═══ Input for this task
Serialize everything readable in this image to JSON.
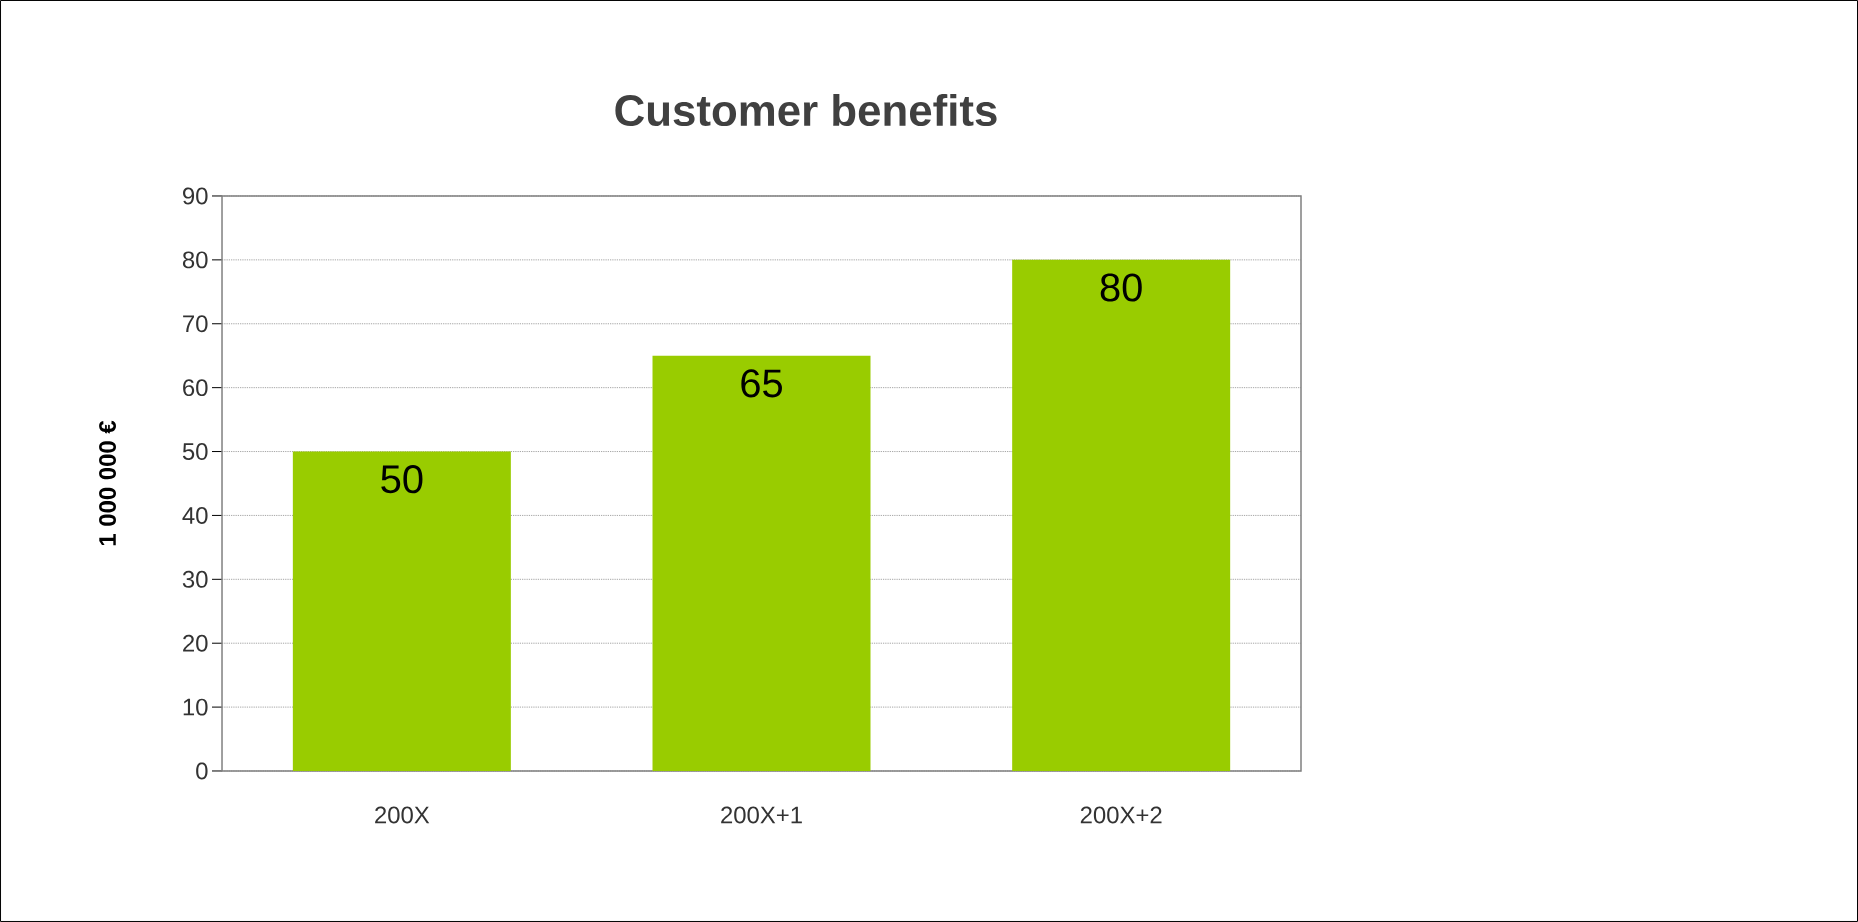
{
  "chart_data": {
    "type": "bar",
    "title": "Customer benefits",
    "ylabel": "1 000 000 €",
    "categories": [
      "200X",
      "200X+1",
      "200X+2"
    ],
    "values": [
      50,
      65,
      80
    ],
    "color": "#99cc00",
    "ylim": [
      0,
      90
    ],
    "yticks": [
      0,
      10,
      20,
      30,
      40,
      50,
      60,
      70,
      80,
      90
    ],
    "grid": "y",
    "data_labels": true
  }
}
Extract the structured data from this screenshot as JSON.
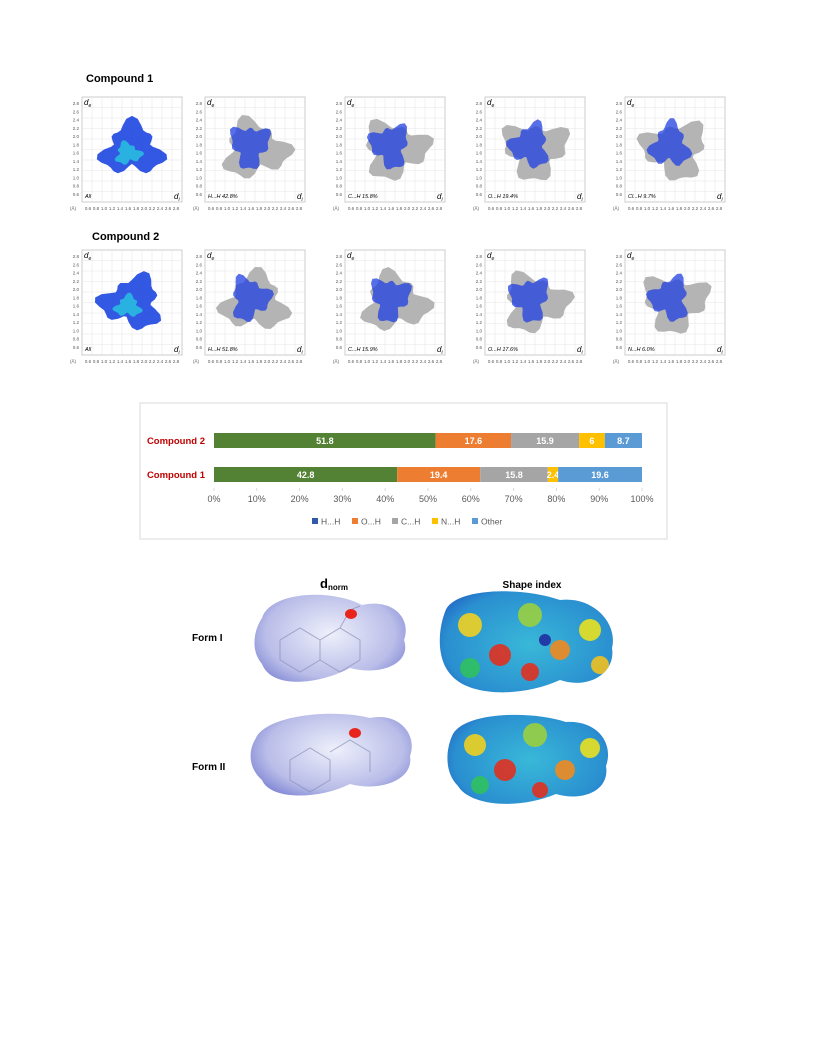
{
  "fingerprints": {
    "axes": {
      "y_label": {
        "main": "d",
        "sub": "e"
      },
      "x_label": {
        "main": "d",
        "sub": "i"
      },
      "unit": "(Å)",
      "y_ticks": [
        "2.8",
        "2.6",
        "2.4",
        "2.2",
        "2.0",
        "1.8",
        "1.6",
        "1.4",
        "1.2",
        "1.0",
        "0.8",
        "0.6"
      ],
      "x_ticks": [
        "0.6",
        "0.8",
        "1.0",
        "1.2",
        "1.4",
        "1.6",
        "1.8",
        "2.0",
        "2.2",
        "2.4",
        "2.6",
        "2.8"
      ]
    },
    "groups": [
      {
        "title": "Compound 1",
        "panels": [
          "All",
          "H...H 42.8%",
          "C...H 15.8%",
          "O...H 19.4%",
          "Cl...H 9.7%"
        ]
      },
      {
        "title": "Compound 2",
        "panels": [
          "All",
          "H...H 51.8%",
          "C...H 15.9%",
          "O...H 17.6%",
          "N...H 6.0%"
        ]
      }
    ]
  },
  "chart_data": {
    "type": "bar",
    "orientation": "horizontal",
    "stacked": true,
    "categories": [
      "Compound 2",
      "Compound 1"
    ],
    "series": [
      {
        "name": "H...H",
        "color": "#548235",
        "legend_color": "#2e5aa8",
        "values": [
          51.8,
          42.8
        ]
      },
      {
        "name": "O...H",
        "color": "#ed7d31",
        "legend_color": "#ed7d31",
        "values": [
          17.6,
          19.4
        ]
      },
      {
        "name": "C...H",
        "color": "#a5a5a5",
        "legend_color": "#a5a5a5",
        "values": [
          15.9,
          15.8
        ]
      },
      {
        "name": "N...H",
        "color": "#ffc000",
        "legend_color": "#ffc000",
        "values": [
          6,
          2.4
        ]
      },
      {
        "name": "Other",
        "color": "#5b9bd5",
        "legend_color": "#5b9bd5",
        "values": [
          8.7,
          19.6
        ]
      }
    ],
    "xlim": [
      0,
      100
    ],
    "xticks": [
      {
        "value": 0,
        "label": "0%"
      },
      {
        "value": 10,
        "label": "10%"
      },
      {
        "value": 20,
        "label": "20%"
      },
      {
        "value": 30,
        "label": "30%"
      },
      {
        "value": 40,
        "label": "40%"
      },
      {
        "value": 50,
        "label": "50%"
      },
      {
        "value": 60,
        "label": "60%"
      },
      {
        "value": 70,
        "label": "70%"
      },
      {
        "value": 80,
        "label": "80%"
      },
      {
        "value": 90,
        "label": "90%"
      },
      {
        "value": 100,
        "label": "100%"
      }
    ],
    "legend": "bottom"
  },
  "surfaces": {
    "columns": [
      {
        "main": "d",
        "sub": "norm"
      },
      {
        "main": "Shape index"
      }
    ],
    "rows": [
      "Form I",
      "Form II"
    ]
  }
}
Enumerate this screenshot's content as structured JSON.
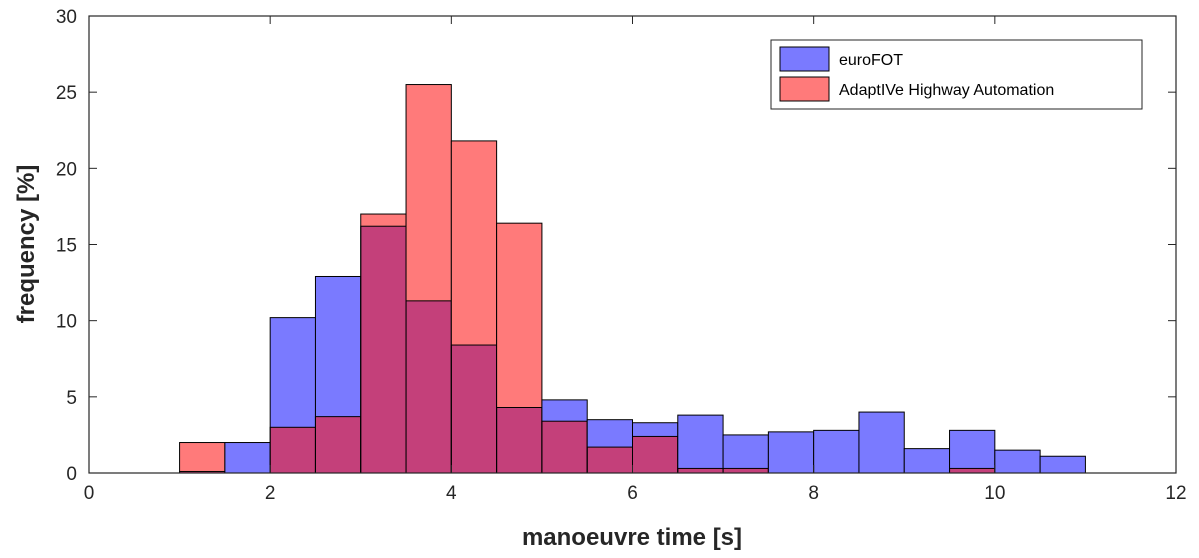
{
  "chart_data": {
    "type": "bar",
    "xlabel": "manoeuvre time [s]",
    "ylabel": "frequency [%]",
    "xlim": [
      0,
      12
    ],
    "ylim": [
      0,
      30
    ],
    "xticks": [
      "0",
      "2",
      "4",
      "6",
      "8",
      "10",
      "12"
    ],
    "yticks": [
      "0",
      "5",
      "10",
      "15",
      "20",
      "25",
      "30"
    ],
    "bin_edges": [
      1.0,
      1.5,
      2.0,
      2.5,
      3.0,
      3.5,
      4.0,
      4.5,
      5.0,
      5.5,
      6.0,
      6.5,
      7.0,
      7.5,
      8.0,
      8.5,
      9.0,
      9.5,
      10.0,
      10.5,
      11.0
    ],
    "legend_position": "top-right",
    "grid": false,
    "series": [
      {
        "name": "euroFOT",
        "color": "#7a7aff",
        "values": [
          0.1,
          2.0,
          10.2,
          12.9,
          16.2,
          11.3,
          8.4,
          4.3,
          4.8,
          3.5,
          3.3,
          3.8,
          2.5,
          2.7,
          2.8,
          4.0,
          1.6,
          2.8,
          1.5,
          1.1
        ]
      },
      {
        "name": "AdaptIVe Highway Automation",
        "color": "#ff7a7a",
        "values": [
          2.0,
          0.0,
          3.0,
          3.7,
          17.0,
          25.5,
          21.8,
          16.4,
          3.4,
          1.7,
          2.4,
          0.3,
          0.3,
          0.0,
          0.0,
          0.0,
          0.0,
          0.3,
          0.0,
          0.0
        ]
      }
    ],
    "overlap_color": "#c4407a"
  }
}
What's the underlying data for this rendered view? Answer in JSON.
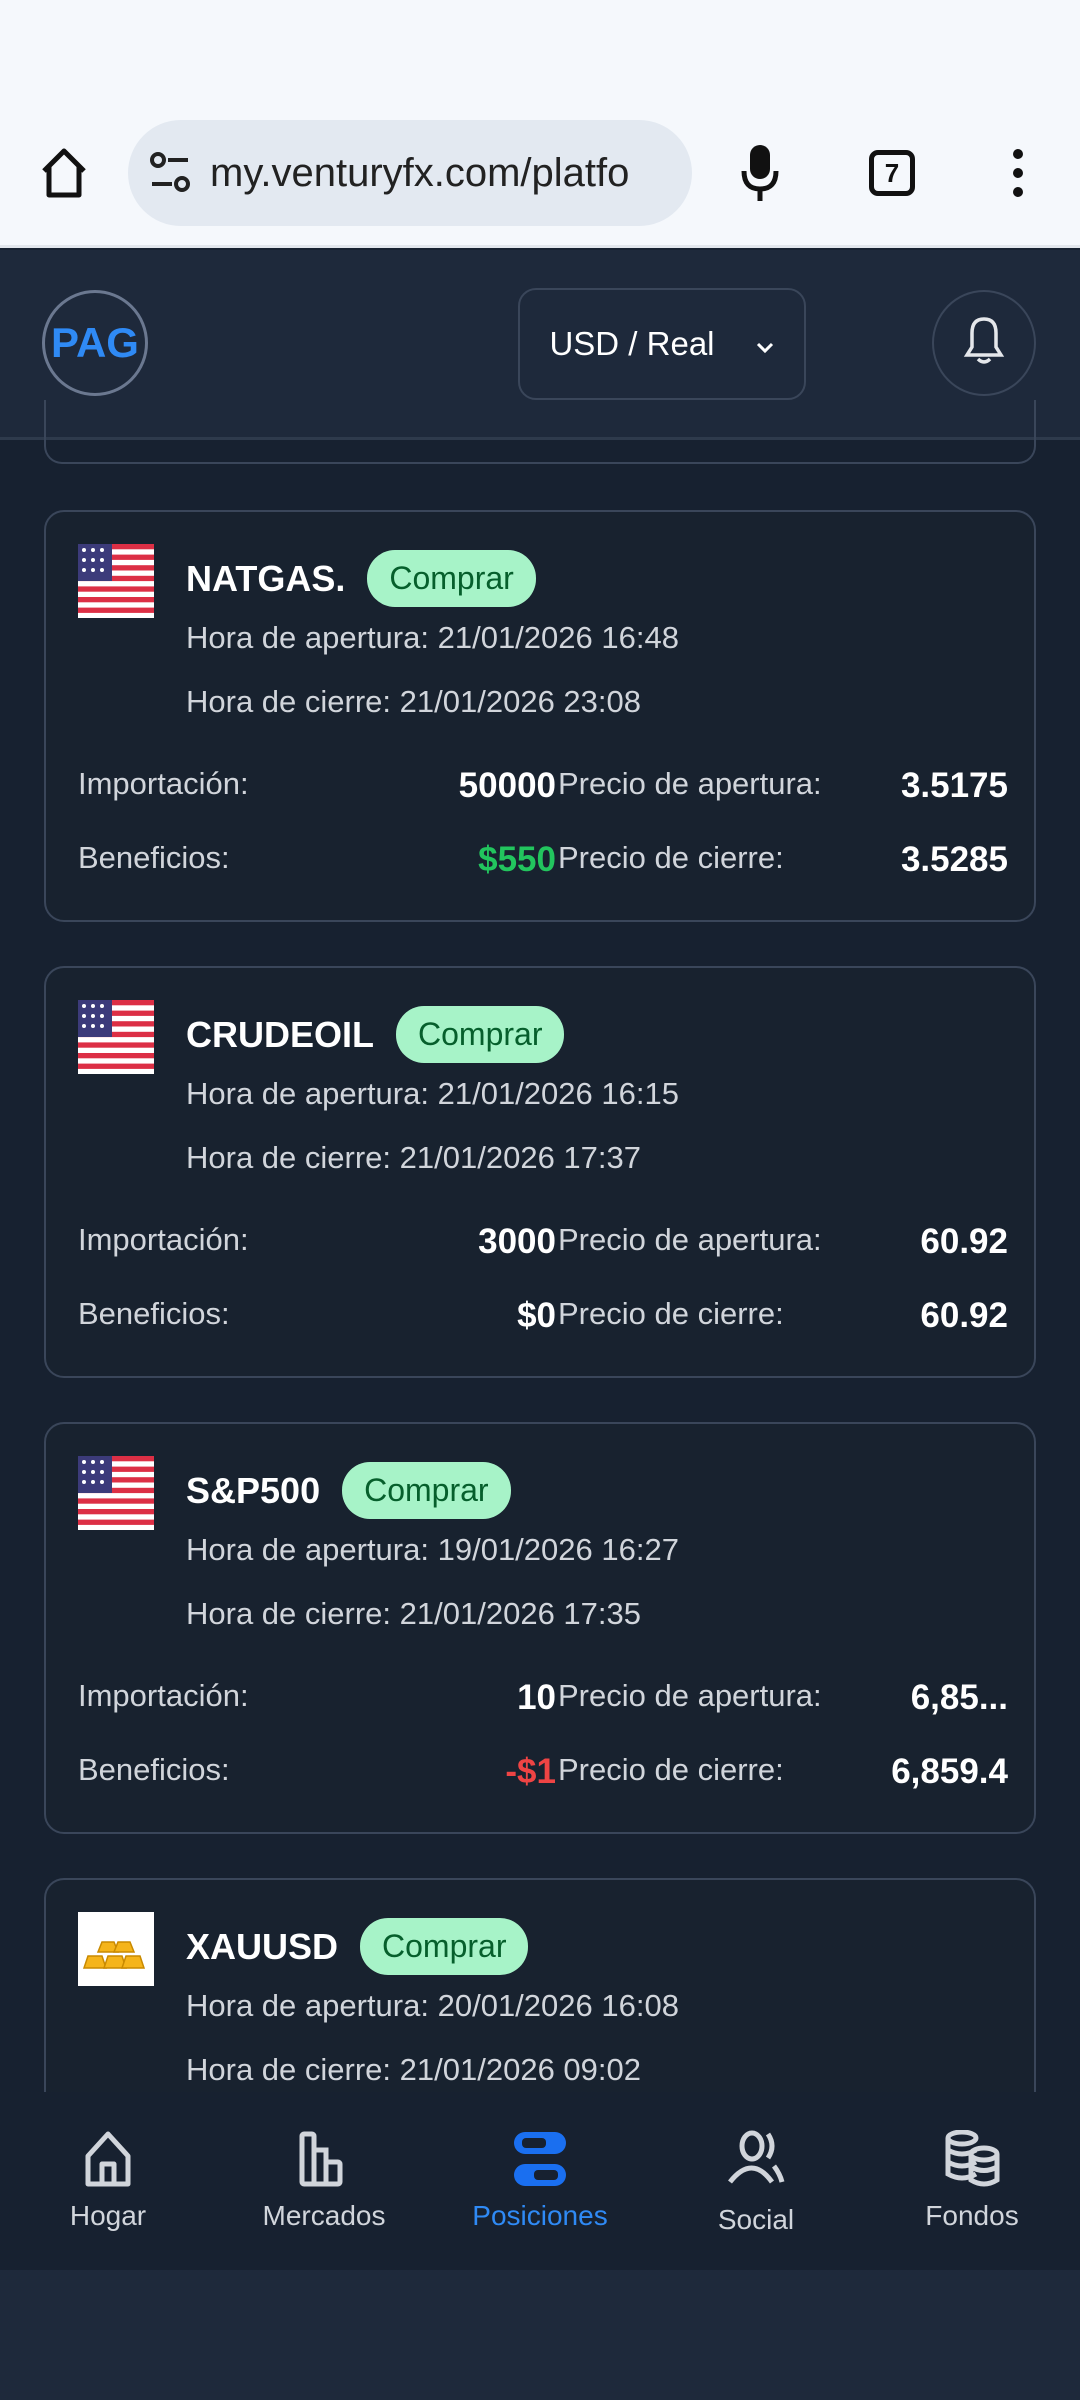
{
  "browser": {
    "url": "my.venturyfx.com/platfo",
    "tab_count": "7"
  },
  "header": {
    "avatar": "PAG",
    "account": "USD / Real"
  },
  "labels": {
    "open_time": "Hora de apertura:",
    "close_time": "Hora de cierre:",
    "amount": "Importación:",
    "profit": "Beneficios:",
    "open_price": "Precio de apertura:",
    "close_price": "Precio de cierre:"
  },
  "colors": {
    "positive": "#22c55e",
    "negative": "#ef4444",
    "accent": "#2f8af5",
    "badge_bg": "#a7f3c8"
  },
  "positions": [
    {
      "symbol": "NATGAS.",
      "side": "Comprar",
      "flag": "us-flag",
      "open_time": "21/01/2026 16:48",
      "close_time": "21/01/2026 23:08",
      "amount": "50000",
      "profit": "$550",
      "profit_sign": "positive",
      "open_price": "3.5175",
      "close_price": "3.5285"
    },
    {
      "symbol": "CRUDEOIL",
      "side": "Comprar",
      "flag": "us-flag",
      "open_time": "21/01/2026 16:15",
      "close_time": "21/01/2026 17:37",
      "amount": "3000",
      "profit": "$0",
      "profit_sign": "neutral",
      "open_price": "60.92",
      "close_price": "60.92"
    },
    {
      "symbol": "S&P500",
      "side": "Comprar",
      "flag": "us-flag",
      "open_time": "19/01/2026 16:27",
      "close_time": "21/01/2026 17:35",
      "amount": "10",
      "profit": "-$1",
      "profit_sign": "negative",
      "open_price": "6,85...",
      "close_price": "6,859.4"
    },
    {
      "symbol": "XAUUSD",
      "side": "Comprar",
      "flag": "gold-bars",
      "open_time": "20/01/2026 16:08",
      "close_time": "21/01/2026 09:02"
    }
  ],
  "nav": [
    {
      "label": "Hogar",
      "icon": "home-icon"
    },
    {
      "label": "Mercados",
      "icon": "bar-chart-icon"
    },
    {
      "label": "Posiciones",
      "icon": "toggle-icon",
      "active": true
    },
    {
      "label": "Social",
      "icon": "users-icon"
    },
    {
      "label": "Fondos",
      "icon": "coins-icon"
    }
  ]
}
══════
### Task to complete
Scan the lines for the string "true". Pick out every line that has it.

### Exercise answer
    "data_labels": true
    "stacked": true,
      "active": true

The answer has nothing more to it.